INFORMATION PROVIDED ::
+ + + + +

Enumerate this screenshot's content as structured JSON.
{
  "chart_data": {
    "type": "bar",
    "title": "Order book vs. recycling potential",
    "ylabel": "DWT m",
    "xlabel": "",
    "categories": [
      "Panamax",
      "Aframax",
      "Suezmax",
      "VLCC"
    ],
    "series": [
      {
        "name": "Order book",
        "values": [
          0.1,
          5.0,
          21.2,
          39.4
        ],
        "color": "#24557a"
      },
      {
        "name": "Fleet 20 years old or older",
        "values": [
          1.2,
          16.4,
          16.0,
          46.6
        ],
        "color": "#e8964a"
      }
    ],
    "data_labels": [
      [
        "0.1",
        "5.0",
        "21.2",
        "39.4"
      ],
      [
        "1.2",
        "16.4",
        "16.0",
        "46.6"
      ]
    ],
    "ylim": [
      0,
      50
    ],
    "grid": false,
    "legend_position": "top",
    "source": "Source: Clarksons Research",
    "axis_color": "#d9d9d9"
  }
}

+ + + + +

PROBLEM :: Repeat the records above in full, character for character.

ANSWER FOR THIS EXERCISE ::
Enumerate this screenshot's content as structured JSON.
{
  "chart_data": {
    "type": "bar",
    "title": "Order book vs. recycling potential",
    "ylabel": "DWT m",
    "xlabel": "",
    "categories": [
      "Panamax",
      "Aframax",
      "Suezmax",
      "VLCC"
    ],
    "series": [
      {
        "name": "Order book",
        "values": [
          0.1,
          5.0,
          21.2,
          39.4
        ],
        "color": "#24557a"
      },
      {
        "name": "Fleet 20 years old or older",
        "values": [
          1.2,
          16.4,
          16.0,
          46.6
        ],
        "color": "#e8964a"
      }
    ],
    "data_labels": [
      [
        "0.1",
        "5.0",
        "21.2",
        "39.4"
      ],
      [
        "1.2",
        "16.4",
        "16.0",
        "46.6"
      ]
    ],
    "ylim": [
      0,
      50
    ],
    "grid": false,
    "legend_position": "top",
    "source": "Source: Clarksons Research",
    "axis_color": "#d9d9d9"
  }
}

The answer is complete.